## What you are asked to do
Pull out every line of the listing below where "家电板块毛利率同比" appears.

-- Begin --

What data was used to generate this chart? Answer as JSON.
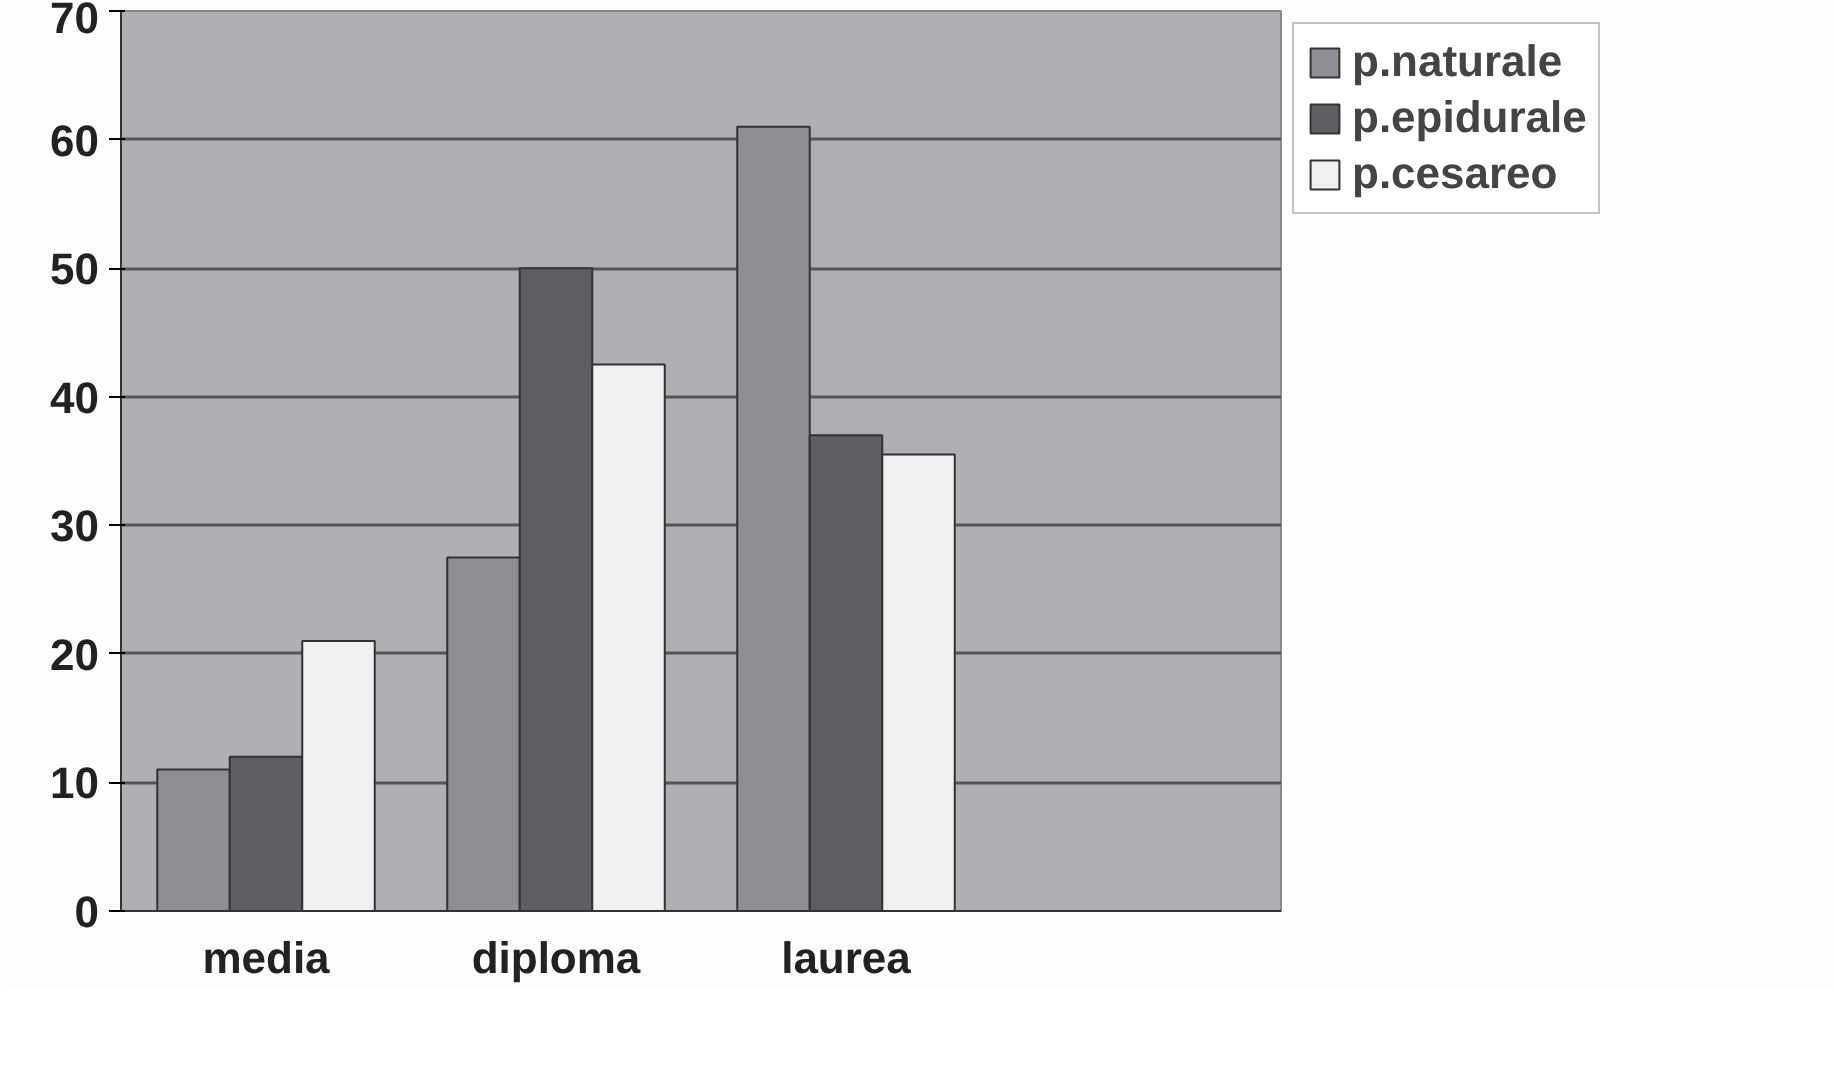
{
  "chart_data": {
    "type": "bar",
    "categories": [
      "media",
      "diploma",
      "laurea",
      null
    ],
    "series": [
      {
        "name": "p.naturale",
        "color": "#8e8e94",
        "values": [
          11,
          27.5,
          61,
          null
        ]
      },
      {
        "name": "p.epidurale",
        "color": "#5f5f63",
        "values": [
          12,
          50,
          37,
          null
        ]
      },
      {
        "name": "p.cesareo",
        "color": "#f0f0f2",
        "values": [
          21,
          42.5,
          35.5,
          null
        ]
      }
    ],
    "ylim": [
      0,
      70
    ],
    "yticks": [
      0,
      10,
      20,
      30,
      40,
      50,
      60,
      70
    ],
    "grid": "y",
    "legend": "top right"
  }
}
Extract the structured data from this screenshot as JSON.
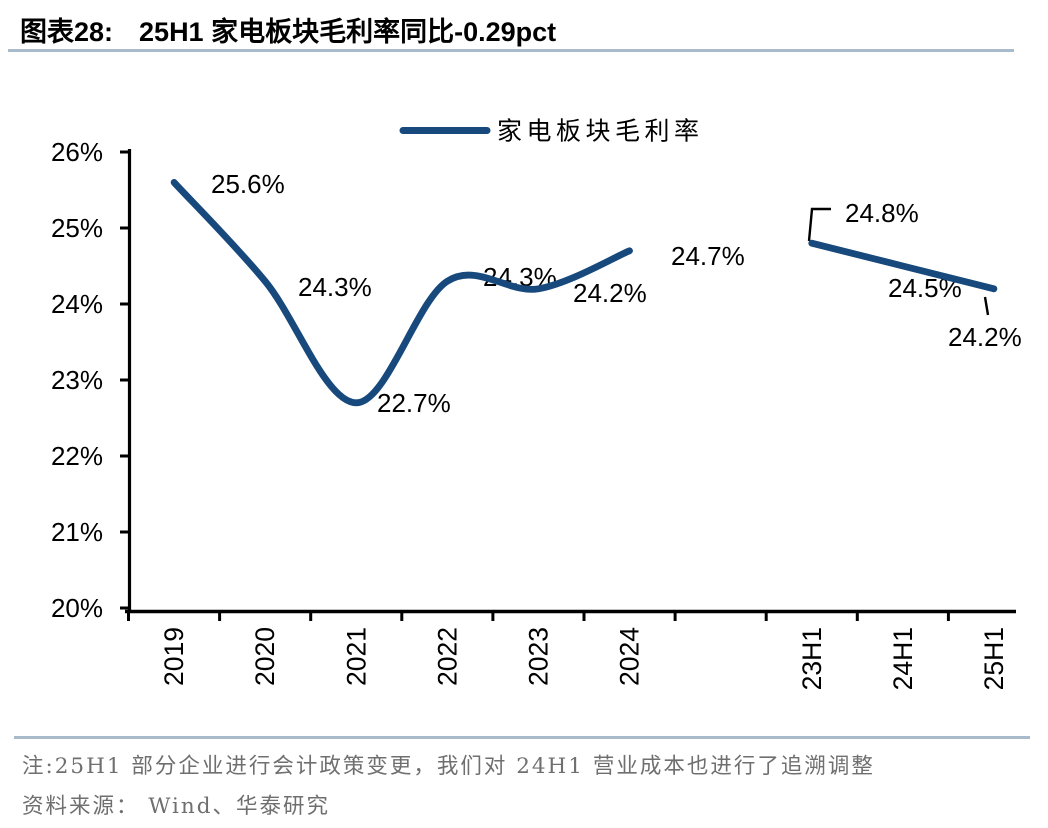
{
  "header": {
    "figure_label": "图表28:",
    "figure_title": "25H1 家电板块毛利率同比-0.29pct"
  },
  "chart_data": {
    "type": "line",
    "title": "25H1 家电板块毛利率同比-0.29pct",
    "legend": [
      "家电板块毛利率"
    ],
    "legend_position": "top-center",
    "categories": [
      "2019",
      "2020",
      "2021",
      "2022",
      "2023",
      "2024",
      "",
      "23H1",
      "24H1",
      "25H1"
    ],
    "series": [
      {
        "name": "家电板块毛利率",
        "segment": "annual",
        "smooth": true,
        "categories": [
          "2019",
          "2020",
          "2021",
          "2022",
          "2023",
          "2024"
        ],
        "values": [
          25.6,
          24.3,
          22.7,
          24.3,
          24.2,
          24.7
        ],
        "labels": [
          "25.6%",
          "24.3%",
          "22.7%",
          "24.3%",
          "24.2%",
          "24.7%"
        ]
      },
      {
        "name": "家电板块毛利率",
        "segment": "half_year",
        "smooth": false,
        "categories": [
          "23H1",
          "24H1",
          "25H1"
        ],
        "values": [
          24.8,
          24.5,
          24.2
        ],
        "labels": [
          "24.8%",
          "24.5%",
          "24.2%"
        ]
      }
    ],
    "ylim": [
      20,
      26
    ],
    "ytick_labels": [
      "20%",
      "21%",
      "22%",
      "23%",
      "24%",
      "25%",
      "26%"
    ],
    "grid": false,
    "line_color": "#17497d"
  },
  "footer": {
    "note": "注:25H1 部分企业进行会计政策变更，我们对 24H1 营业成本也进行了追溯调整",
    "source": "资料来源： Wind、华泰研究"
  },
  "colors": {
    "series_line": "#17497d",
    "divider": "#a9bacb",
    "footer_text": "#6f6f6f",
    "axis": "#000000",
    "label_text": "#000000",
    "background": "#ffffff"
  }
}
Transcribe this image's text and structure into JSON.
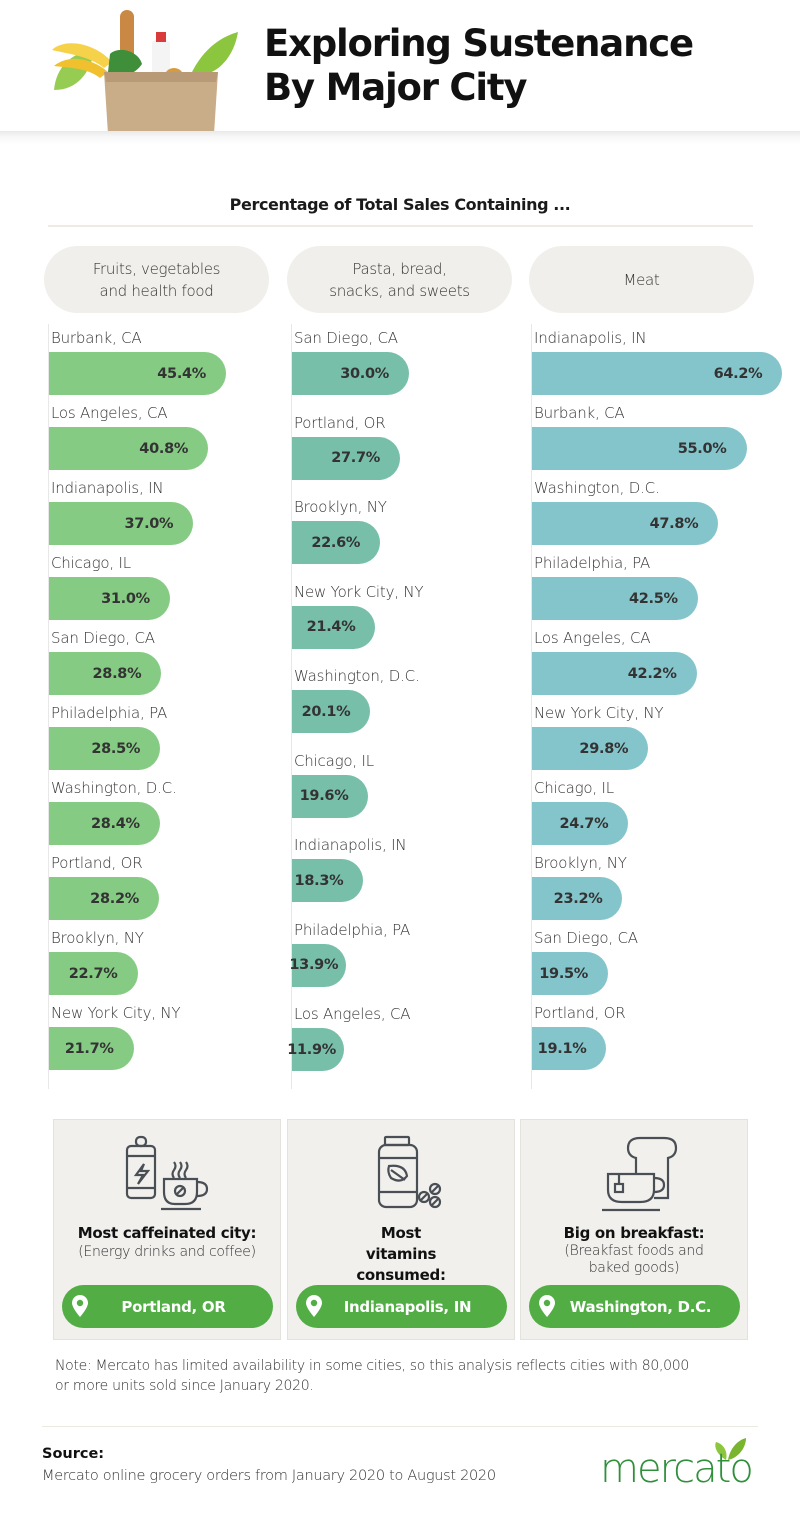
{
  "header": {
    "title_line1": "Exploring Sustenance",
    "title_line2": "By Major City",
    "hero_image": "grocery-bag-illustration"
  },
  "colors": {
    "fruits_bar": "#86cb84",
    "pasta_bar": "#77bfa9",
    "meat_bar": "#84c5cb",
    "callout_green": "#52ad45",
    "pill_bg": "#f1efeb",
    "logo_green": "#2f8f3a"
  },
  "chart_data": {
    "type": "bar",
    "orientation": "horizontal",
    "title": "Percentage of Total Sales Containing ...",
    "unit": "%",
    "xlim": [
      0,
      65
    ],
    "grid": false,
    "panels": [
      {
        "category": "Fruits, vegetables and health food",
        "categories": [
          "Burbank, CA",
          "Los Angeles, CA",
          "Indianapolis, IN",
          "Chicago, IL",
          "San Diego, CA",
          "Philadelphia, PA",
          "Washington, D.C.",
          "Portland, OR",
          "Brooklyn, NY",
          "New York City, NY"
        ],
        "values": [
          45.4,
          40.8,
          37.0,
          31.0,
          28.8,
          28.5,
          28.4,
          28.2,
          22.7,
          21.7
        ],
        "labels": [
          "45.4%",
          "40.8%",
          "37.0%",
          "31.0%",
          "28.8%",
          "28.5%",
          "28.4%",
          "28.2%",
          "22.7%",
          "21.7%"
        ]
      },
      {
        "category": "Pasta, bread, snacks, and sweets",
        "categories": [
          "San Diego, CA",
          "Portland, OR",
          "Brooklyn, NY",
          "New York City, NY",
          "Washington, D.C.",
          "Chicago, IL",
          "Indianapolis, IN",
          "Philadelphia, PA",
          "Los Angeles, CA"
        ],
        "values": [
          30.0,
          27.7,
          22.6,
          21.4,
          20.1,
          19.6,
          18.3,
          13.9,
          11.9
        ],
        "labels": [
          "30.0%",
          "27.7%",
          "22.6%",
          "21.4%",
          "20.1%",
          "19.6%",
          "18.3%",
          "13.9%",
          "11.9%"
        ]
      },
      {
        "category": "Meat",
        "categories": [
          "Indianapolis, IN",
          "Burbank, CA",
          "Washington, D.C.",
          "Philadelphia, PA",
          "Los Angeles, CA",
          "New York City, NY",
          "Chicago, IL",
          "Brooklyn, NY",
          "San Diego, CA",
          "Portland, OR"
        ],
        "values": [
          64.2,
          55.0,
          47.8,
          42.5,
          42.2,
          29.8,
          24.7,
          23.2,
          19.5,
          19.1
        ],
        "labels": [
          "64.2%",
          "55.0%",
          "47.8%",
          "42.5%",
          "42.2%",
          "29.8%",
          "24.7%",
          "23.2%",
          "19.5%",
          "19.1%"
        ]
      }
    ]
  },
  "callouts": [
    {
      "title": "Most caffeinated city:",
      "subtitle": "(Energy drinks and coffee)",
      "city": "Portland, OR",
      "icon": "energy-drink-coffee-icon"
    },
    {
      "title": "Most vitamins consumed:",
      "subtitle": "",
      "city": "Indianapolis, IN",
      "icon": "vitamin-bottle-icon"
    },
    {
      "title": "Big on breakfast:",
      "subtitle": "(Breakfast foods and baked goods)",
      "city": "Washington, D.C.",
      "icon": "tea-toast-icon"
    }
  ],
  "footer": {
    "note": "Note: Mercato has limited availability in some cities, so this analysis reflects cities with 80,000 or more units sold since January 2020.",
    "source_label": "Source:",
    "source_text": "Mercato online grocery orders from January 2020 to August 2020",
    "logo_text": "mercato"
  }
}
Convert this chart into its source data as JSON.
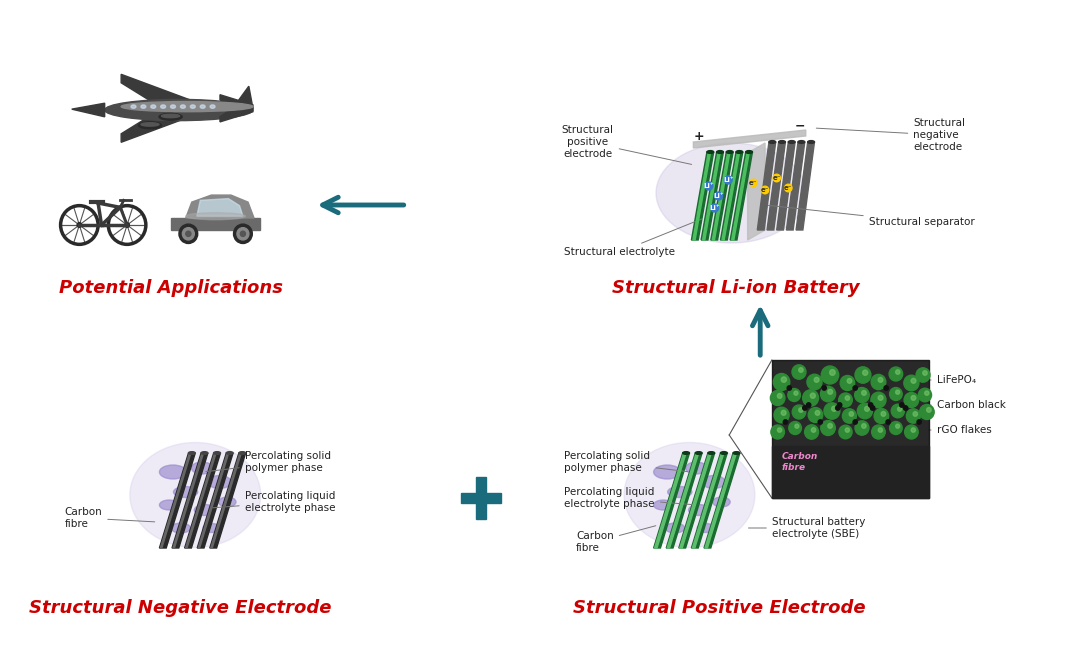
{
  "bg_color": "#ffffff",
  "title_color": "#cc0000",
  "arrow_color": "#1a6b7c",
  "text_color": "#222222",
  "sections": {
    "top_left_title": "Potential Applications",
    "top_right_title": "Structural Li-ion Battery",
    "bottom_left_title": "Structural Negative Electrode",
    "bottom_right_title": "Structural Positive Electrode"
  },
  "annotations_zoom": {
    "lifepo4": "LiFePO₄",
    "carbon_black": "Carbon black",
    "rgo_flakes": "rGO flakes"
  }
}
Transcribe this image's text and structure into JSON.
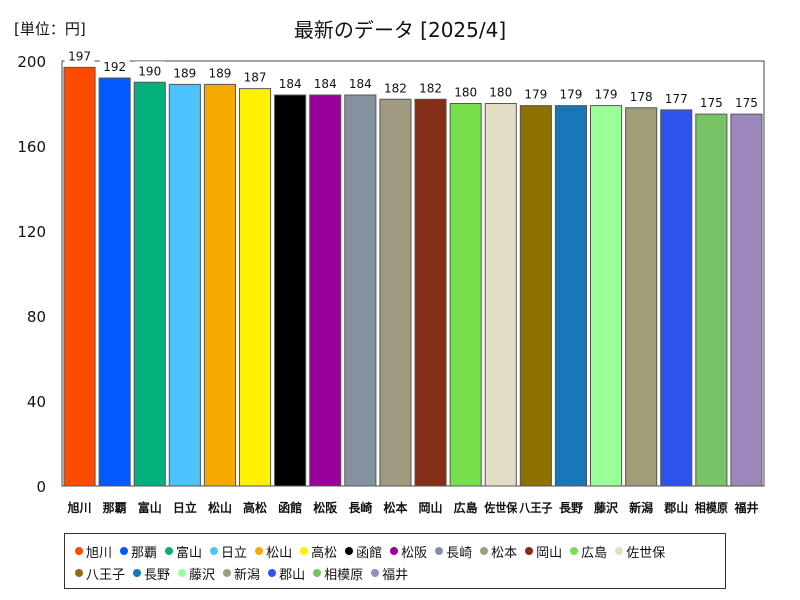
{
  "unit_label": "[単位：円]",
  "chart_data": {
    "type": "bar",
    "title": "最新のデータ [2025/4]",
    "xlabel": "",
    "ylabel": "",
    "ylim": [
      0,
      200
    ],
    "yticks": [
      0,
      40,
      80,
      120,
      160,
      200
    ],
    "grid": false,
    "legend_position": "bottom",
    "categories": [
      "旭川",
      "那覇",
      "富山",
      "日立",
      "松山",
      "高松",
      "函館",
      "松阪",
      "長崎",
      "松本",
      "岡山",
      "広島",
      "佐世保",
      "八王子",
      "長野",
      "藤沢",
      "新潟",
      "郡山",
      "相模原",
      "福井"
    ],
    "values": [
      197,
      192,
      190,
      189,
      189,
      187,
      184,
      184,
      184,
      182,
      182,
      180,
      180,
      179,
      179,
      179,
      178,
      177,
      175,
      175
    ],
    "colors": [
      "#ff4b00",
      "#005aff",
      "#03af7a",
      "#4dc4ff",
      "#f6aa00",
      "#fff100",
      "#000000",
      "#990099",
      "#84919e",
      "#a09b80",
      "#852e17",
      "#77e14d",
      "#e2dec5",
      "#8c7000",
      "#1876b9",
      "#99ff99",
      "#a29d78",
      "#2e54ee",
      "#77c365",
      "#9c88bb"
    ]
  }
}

-- End --

## Full response
    "figure_title": "25H1 家电板块毛利率同比-0.29pct"
    "title": "25H1 家电板块毛利率同比-0.29pct",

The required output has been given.